Work to be completed:
Review the material and extract every line in which the word "сѣмянъ" occurs.

Saved entries:

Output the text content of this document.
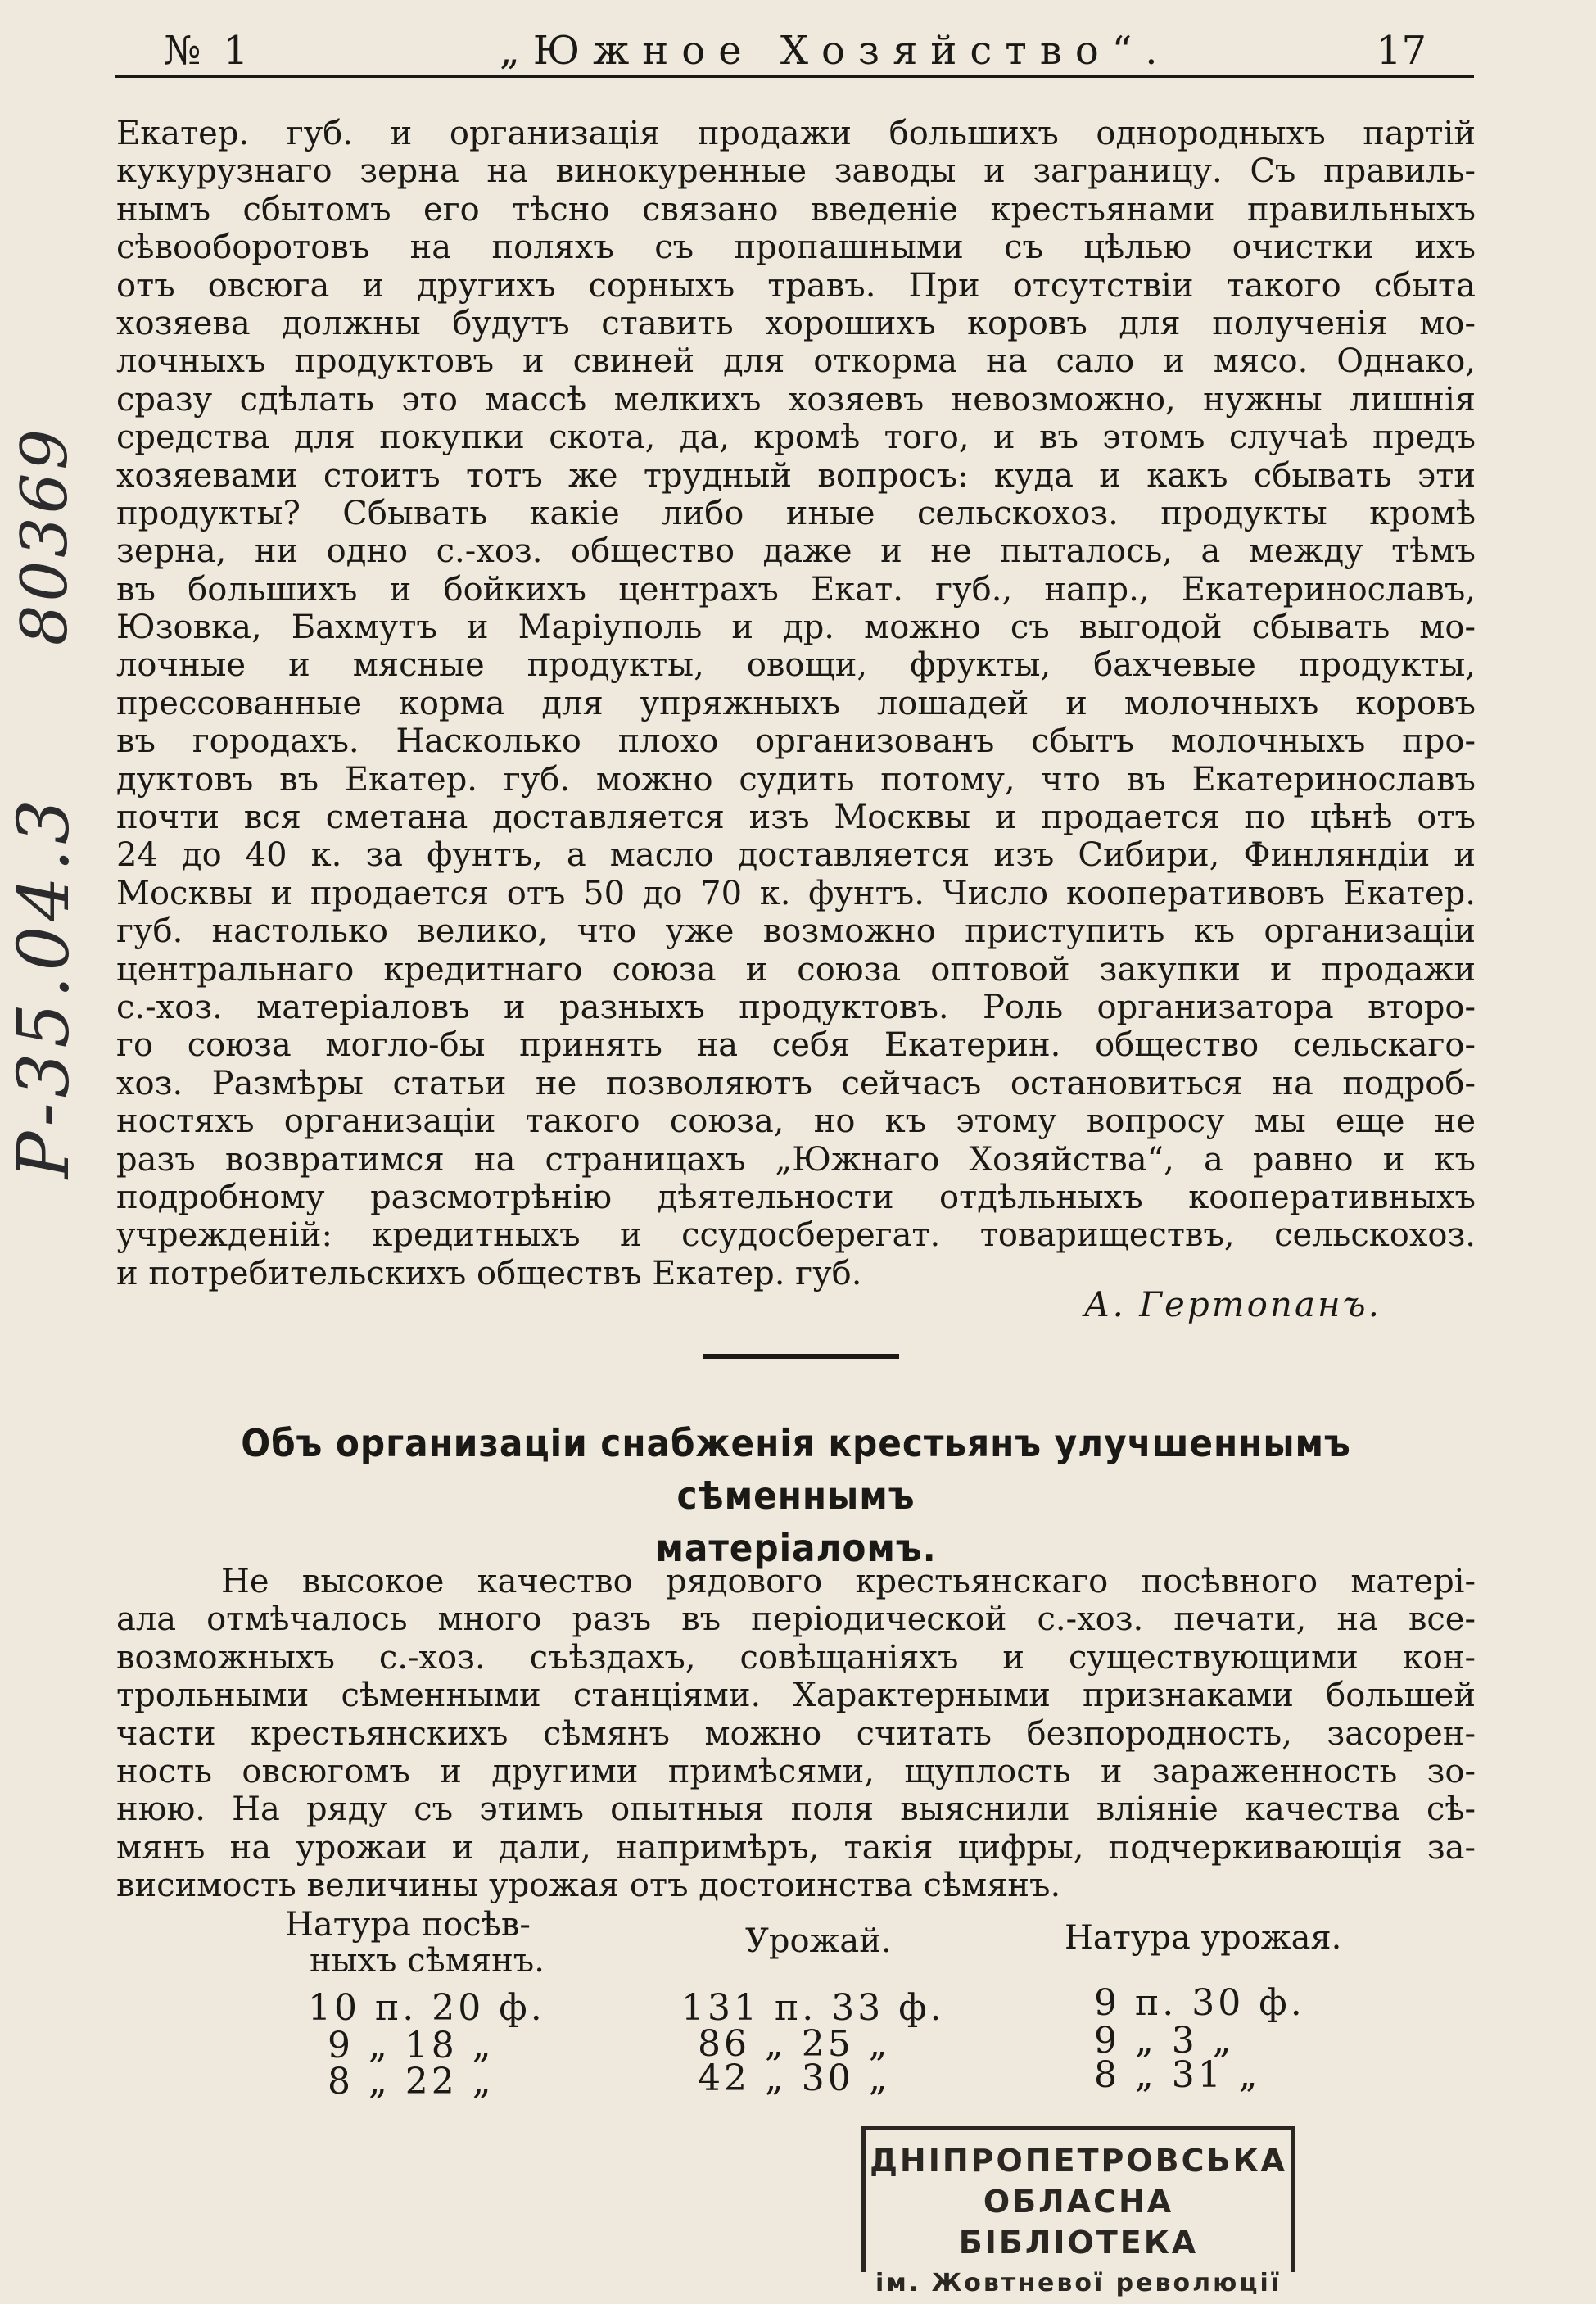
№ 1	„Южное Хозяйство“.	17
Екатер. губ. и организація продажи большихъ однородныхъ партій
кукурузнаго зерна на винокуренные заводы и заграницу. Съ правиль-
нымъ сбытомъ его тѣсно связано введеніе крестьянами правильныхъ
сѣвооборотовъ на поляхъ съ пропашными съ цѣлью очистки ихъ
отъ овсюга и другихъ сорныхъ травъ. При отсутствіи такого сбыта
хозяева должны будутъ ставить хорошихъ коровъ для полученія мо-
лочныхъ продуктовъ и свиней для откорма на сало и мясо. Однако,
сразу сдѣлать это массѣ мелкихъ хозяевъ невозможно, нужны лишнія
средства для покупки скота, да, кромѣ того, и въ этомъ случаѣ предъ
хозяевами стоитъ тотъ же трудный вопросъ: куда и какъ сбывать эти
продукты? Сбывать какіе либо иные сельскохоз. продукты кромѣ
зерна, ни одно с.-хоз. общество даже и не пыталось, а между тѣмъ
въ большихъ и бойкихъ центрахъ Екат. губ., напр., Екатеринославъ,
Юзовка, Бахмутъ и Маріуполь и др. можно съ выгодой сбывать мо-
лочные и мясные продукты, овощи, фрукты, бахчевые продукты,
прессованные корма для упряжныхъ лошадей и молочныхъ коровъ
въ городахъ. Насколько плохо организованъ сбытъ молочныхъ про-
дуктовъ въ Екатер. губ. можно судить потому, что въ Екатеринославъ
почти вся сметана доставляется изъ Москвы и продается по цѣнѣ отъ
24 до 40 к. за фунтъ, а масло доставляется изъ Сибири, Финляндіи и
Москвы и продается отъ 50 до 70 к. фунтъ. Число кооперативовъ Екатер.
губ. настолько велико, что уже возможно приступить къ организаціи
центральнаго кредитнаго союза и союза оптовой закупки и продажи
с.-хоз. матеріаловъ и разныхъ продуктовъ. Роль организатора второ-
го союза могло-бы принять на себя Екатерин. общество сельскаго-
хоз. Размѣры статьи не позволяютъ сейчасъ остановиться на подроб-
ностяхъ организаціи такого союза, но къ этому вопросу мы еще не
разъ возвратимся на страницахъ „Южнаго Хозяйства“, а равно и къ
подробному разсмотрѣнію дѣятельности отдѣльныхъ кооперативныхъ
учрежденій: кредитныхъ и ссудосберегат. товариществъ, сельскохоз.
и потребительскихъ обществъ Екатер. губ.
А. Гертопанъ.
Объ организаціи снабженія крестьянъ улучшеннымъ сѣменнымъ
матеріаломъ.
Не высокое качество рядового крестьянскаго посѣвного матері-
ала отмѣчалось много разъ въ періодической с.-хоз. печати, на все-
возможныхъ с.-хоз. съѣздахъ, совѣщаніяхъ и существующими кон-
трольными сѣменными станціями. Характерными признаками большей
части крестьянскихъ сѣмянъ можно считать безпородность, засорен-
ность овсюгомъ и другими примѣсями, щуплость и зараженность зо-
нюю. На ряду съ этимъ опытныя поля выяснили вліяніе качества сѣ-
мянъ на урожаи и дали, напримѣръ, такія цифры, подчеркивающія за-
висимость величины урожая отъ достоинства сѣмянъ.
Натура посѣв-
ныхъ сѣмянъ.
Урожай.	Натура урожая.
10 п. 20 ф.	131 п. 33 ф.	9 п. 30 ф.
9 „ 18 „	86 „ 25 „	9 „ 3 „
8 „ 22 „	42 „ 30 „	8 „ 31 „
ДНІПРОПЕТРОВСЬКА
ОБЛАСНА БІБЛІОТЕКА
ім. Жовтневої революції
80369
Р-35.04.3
---
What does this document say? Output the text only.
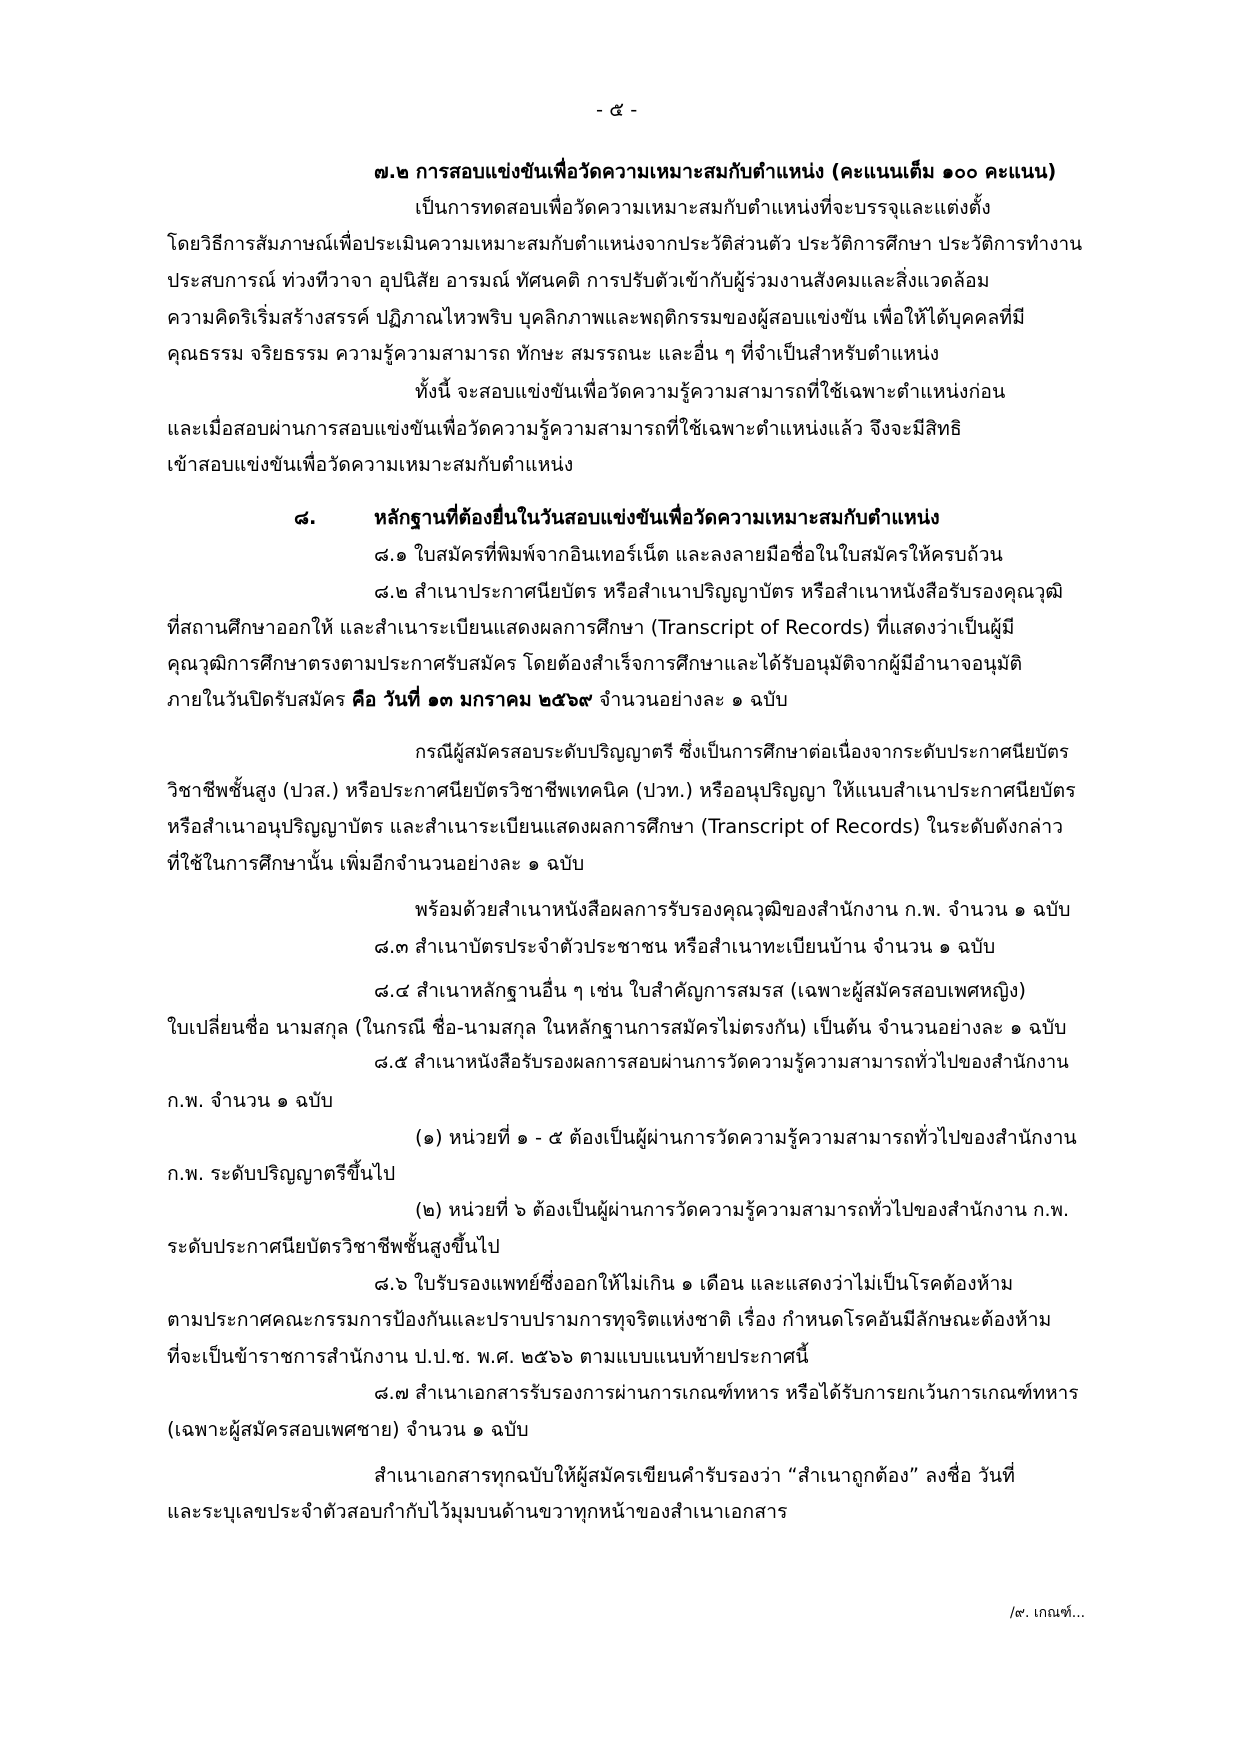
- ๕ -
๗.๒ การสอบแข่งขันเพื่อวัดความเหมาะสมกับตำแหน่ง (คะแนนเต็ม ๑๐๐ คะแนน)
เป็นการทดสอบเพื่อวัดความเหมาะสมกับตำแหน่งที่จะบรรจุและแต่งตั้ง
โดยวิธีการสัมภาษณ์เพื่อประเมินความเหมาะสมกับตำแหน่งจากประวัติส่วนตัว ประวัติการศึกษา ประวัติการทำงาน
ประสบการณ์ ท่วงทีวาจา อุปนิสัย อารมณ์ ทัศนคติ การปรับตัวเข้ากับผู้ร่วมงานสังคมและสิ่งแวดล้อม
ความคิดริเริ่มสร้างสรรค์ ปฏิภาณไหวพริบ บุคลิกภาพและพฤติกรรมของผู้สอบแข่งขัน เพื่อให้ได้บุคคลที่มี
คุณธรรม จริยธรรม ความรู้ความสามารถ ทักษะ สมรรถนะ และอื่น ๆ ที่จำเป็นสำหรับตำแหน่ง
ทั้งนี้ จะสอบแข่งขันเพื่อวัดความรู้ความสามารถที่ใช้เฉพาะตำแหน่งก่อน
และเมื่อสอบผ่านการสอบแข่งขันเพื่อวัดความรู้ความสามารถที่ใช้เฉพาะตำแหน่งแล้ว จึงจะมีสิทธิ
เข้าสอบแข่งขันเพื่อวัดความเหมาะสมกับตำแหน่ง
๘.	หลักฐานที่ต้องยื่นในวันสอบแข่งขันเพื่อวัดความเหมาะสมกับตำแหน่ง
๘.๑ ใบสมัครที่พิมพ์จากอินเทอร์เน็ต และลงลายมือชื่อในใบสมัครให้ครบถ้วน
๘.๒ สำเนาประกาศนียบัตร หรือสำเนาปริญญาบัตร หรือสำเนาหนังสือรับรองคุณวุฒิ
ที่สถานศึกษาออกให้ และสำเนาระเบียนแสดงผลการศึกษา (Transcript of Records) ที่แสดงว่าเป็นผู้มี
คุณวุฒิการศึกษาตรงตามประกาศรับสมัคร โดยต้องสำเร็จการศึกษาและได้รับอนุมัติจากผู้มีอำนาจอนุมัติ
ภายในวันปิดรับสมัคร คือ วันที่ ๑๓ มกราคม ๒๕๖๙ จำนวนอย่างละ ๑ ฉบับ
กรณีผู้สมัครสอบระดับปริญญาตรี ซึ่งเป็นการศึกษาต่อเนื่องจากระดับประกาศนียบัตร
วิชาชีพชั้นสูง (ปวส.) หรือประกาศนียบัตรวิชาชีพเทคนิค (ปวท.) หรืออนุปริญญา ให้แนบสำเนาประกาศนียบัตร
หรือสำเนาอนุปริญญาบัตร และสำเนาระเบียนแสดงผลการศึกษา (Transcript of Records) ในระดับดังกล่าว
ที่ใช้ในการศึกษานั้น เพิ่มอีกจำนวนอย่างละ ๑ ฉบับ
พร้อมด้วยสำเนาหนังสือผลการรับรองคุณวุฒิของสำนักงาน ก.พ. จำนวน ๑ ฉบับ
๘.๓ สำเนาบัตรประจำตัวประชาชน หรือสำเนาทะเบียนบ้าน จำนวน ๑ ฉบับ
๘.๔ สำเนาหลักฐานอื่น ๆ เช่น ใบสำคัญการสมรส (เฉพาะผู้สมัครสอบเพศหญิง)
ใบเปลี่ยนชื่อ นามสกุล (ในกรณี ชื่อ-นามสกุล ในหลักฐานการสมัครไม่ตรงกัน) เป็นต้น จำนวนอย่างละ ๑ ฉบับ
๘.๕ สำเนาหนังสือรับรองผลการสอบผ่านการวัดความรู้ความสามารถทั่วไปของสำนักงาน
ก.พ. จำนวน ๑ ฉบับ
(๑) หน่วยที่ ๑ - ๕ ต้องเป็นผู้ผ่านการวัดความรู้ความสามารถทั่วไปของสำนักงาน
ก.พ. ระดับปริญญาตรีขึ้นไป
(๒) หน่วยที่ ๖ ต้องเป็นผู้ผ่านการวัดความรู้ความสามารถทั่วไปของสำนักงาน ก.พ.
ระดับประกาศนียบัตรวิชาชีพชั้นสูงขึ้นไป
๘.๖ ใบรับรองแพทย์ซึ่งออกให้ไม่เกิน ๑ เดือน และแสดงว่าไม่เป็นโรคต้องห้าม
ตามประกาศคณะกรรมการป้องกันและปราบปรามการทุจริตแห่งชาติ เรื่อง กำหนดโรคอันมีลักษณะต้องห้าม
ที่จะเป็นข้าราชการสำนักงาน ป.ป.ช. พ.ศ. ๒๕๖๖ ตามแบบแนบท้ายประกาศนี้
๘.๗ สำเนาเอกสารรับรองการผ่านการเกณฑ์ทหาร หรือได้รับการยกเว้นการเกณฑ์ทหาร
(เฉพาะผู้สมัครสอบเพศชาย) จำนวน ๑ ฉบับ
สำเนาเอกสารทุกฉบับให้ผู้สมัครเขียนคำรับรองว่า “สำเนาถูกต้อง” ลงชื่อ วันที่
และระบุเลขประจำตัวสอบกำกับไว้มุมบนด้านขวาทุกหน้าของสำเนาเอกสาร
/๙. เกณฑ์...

Worked solution:
части крестьянскихъ сѣмянъ можно считать безпородность, засорен-
висимость величины урожая отъ достоинства сѣмянъ.
ныхъ сѣмянъ.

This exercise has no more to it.